■ **PROBLEM TO WORK ON**
Gather each line of the records where "STATION" appears.

■ **INPUT MATERIAL**
>>>

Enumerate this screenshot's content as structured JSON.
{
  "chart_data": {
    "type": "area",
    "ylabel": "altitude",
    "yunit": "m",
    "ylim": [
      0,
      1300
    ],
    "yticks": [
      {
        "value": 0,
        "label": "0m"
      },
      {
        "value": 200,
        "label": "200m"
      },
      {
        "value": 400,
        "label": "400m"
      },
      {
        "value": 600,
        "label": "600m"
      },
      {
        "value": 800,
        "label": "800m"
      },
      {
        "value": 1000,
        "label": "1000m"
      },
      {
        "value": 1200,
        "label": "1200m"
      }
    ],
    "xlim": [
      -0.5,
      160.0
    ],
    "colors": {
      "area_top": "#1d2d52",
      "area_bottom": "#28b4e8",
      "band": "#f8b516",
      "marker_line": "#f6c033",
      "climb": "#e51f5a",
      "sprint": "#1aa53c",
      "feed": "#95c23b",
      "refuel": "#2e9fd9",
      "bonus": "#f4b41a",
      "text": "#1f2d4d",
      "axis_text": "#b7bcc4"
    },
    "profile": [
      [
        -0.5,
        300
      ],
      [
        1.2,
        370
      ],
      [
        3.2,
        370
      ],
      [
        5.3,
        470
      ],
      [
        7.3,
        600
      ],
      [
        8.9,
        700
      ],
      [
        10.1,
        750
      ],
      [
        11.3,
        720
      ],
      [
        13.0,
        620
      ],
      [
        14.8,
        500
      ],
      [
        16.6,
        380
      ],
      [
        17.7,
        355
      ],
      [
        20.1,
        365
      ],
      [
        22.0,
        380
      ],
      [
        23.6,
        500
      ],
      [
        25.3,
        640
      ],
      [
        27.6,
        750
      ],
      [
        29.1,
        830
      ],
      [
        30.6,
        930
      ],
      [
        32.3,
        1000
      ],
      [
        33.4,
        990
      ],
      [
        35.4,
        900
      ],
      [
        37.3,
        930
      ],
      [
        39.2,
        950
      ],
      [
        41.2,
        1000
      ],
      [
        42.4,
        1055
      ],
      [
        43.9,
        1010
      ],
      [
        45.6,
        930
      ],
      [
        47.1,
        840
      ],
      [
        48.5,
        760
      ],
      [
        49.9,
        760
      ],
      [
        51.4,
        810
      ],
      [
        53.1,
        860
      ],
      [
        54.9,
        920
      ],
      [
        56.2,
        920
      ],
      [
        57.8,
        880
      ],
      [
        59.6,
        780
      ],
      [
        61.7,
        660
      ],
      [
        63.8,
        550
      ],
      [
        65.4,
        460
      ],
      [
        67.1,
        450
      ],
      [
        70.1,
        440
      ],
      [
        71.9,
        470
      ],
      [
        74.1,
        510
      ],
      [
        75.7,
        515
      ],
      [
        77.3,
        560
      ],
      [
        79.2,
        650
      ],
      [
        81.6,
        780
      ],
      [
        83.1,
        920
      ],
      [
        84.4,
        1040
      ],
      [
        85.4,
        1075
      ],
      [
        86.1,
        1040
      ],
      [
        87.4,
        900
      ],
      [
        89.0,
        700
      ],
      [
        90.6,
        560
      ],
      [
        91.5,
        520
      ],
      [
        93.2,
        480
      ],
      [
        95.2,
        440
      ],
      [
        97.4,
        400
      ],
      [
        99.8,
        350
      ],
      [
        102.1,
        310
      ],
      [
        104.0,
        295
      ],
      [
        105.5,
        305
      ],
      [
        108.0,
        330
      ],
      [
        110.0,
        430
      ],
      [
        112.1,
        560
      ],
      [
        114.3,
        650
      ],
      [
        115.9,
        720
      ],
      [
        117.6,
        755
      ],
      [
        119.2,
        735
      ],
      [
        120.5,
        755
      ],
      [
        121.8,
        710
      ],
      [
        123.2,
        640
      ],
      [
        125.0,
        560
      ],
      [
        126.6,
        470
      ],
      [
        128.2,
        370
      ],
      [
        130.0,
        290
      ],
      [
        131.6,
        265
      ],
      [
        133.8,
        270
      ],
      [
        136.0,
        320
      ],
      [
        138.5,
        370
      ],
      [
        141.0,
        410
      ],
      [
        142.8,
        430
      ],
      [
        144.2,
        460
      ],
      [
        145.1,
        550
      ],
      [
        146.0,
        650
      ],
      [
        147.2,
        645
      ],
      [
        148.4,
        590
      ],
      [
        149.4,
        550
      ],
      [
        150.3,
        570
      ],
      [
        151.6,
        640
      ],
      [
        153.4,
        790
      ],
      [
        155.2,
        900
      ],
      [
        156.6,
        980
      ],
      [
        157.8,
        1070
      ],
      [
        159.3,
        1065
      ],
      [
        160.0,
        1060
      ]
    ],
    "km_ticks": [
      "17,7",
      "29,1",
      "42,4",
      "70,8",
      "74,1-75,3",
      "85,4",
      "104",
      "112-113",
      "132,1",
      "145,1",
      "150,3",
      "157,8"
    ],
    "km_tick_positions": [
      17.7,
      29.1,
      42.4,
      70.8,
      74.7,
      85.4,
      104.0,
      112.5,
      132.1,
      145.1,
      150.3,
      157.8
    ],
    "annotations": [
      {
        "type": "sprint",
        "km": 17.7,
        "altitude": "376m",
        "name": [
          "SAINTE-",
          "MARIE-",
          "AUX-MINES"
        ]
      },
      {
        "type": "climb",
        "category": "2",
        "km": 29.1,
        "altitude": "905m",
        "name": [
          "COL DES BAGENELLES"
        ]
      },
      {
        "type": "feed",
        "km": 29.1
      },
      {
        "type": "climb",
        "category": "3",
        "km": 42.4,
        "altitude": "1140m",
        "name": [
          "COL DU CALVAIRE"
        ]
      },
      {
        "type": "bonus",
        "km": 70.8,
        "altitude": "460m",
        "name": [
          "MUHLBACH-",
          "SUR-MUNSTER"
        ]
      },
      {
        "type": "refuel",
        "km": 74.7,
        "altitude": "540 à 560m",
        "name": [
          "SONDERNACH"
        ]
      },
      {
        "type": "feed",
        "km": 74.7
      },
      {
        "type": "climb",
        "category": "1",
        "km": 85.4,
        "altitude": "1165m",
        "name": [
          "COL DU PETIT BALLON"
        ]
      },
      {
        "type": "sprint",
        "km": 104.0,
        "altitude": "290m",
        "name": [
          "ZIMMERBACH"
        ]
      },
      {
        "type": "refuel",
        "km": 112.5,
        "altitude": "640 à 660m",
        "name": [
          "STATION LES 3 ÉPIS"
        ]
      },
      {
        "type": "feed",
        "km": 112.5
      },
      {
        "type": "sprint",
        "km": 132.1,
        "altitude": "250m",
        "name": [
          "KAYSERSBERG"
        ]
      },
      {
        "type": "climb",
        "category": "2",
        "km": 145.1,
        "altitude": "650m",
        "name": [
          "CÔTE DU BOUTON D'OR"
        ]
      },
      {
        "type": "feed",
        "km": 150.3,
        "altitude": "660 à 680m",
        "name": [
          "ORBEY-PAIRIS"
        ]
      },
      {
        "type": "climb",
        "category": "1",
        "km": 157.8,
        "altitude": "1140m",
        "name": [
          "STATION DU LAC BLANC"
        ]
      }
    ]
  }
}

<<<

■ **RESULT OF THE TASK**
          "STATION LES 3 ÉPIS"
          "STATION DU LAC BLANC"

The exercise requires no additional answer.